• **READING PASSAGE**
★ ★ ★ ★ ★

The Treaty of Soldin (Vertrag von Soldin) was signed on 13 September 1309 at Soldin (Myślibórz) by Waldemar, Margrave of Brandenburg-Stendal, and the Teutonic Order.

In 1308, the Order had agreed to help Polish forces retake the city of Danzig (Gdańsk) from the Brandenburgians, in exchange for being allowed to garrison a nearby fort for a year. However, during the siege, disputes arose as to the extent of the fort that was to be loaned to the Teutonic Knights, and after being seized and briefly imprisoned, the Polish troops departed the siege. After they captured the city, the Teutonic Knights massacred its inhabitants and took the town for their own.

However, the Order still lacked any legal basis for their possession of Danzig. As a result, they purchased these from Brandenburg, as well as the rights to most of Pomerelia (Dirschau (Tczew), Schwetz (Świecie) and their hinterlands) for 10,000 silver Mark, despite the fact that the initial claims to Danzig and surrounding areas by Brandenburg were themselves of dubious legality.

★ ★ ★ ★ ★

• **TASK INSTRUCTIONS**
**a)** According to the passage on the Treaty of Soldin, what price did the Teutonic Order pay Brandenburg for Danzig and most of Pomerelia?
**b)** Continue the passage on the Treaty of Soldin, beginning after its final sentence.
The records that come next are from a separate source and have no connection to the passage on the Treaty of Soldin.

★ ★ ★ ★ ★

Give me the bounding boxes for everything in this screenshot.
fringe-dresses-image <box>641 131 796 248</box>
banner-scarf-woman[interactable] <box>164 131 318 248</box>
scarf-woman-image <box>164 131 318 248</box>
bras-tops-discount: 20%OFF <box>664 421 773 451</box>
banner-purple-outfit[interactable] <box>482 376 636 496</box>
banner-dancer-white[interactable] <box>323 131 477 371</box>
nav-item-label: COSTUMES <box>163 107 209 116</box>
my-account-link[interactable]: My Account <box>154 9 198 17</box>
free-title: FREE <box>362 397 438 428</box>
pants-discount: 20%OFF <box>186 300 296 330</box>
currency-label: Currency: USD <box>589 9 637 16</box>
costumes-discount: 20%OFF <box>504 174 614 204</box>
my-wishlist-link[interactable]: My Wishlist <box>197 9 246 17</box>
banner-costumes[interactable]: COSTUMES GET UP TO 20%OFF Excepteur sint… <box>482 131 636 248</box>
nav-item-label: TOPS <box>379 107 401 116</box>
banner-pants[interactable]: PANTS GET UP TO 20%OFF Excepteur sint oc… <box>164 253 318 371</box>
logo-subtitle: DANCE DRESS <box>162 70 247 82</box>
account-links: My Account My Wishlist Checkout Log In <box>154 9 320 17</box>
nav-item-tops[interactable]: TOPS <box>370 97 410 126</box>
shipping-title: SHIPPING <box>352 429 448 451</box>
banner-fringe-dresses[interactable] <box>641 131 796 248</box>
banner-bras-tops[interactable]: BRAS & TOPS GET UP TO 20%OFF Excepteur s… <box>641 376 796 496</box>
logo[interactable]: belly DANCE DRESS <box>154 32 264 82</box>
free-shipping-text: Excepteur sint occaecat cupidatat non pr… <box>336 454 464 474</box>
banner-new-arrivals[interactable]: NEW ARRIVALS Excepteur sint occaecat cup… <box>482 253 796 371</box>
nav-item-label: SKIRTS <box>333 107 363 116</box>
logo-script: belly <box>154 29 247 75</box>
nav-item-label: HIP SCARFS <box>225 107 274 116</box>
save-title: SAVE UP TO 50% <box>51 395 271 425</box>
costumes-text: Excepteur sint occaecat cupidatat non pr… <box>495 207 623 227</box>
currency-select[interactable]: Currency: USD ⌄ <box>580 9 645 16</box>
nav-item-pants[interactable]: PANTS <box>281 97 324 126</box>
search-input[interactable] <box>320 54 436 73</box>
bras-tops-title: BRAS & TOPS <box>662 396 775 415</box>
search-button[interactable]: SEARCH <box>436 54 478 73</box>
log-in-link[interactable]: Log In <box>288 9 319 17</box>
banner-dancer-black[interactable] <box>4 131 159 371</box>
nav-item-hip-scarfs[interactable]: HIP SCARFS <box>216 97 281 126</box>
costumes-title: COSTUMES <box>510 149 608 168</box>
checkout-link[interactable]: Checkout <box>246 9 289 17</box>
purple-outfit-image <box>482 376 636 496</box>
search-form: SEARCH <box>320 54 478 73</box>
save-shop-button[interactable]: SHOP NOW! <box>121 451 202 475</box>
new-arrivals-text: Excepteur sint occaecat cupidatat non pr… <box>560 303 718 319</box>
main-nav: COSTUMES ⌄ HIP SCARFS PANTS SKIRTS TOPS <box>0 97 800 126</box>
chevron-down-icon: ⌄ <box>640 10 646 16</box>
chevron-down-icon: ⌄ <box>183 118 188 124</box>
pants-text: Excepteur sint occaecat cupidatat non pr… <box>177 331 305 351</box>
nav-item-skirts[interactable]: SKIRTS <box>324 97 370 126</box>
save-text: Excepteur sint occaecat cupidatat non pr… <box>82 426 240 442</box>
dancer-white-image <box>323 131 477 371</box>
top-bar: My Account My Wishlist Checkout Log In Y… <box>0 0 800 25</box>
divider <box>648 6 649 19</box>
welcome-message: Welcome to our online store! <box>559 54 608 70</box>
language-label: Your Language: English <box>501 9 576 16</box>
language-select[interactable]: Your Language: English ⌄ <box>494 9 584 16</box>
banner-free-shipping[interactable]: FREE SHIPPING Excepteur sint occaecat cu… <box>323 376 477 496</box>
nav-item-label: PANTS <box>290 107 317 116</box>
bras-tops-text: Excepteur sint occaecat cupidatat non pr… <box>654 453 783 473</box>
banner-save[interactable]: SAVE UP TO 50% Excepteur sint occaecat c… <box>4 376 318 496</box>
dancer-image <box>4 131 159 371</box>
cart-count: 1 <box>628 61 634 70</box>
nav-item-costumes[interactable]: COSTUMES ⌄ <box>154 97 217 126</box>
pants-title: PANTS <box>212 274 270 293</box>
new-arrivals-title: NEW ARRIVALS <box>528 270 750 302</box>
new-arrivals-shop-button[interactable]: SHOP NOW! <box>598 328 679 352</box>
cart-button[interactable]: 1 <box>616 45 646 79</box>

★ ★ ★ ★ ★

• **ANSWERS FOR THE TASKS**
**a)** 10,000 silver Mark.

**b)**
The treaty was subsequently confirmed in 1311 by Emperor-elect Henry VII, but repeatedly questioned by Poles, resulting in the Polish-Teutonic Wars.

In the Treaty of Kalisz (1343), the Polish king finally recognized the territorial changes.

The treaty gave the Teutonic Order control of the lower Vistula, a direct access to the Baltic Sea through Danzig, and a continuous route into the Holy Roman Empire. The same year the treaty was signed, the order's headquarters were moved from Venice to Marienburg (Malbork).